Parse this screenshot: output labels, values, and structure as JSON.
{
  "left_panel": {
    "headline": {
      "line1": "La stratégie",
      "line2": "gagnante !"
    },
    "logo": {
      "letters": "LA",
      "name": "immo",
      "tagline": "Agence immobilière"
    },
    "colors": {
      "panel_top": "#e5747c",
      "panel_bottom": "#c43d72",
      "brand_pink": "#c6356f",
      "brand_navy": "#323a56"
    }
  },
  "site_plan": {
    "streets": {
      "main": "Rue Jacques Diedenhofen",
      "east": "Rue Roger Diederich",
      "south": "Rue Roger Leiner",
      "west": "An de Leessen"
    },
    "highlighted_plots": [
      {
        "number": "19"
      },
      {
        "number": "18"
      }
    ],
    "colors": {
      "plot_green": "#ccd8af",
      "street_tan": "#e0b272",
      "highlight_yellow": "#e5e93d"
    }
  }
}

What the task asks
Every line of the material must be returned exactly as it appears.

Finished exercise
Parse this screenshot: output labels, values, and structure as JSON.
{
  "left_panel": {
    "headline": {
      "line1": "La stratégie",
      "line2": "gagnante !"
    },
    "logo": {
      "letters": "LA",
      "name": "immo",
      "tagline": "Agence immobilière"
    },
    "colors": {
      "panel_top": "#e5747c",
      "panel_bottom": "#c43d72",
      "brand_pink": "#c6356f",
      "brand_navy": "#323a56"
    }
  },
  "site_plan": {
    "streets": {
      "main": "Rue Jacques Diedenhofen",
      "east": "Rue Roger Diederich",
      "south": "Rue Roger Leiner",
      "west": "An de Leessen"
    },
    "highlighted_plots": [
      {
        "number": "19"
      },
      {
        "number": "18"
      }
    ],
    "colors": {
      "plot_green": "#ccd8af",
      "street_tan": "#e0b272",
      "highlight_yellow": "#e5e93d"
    }
  }
}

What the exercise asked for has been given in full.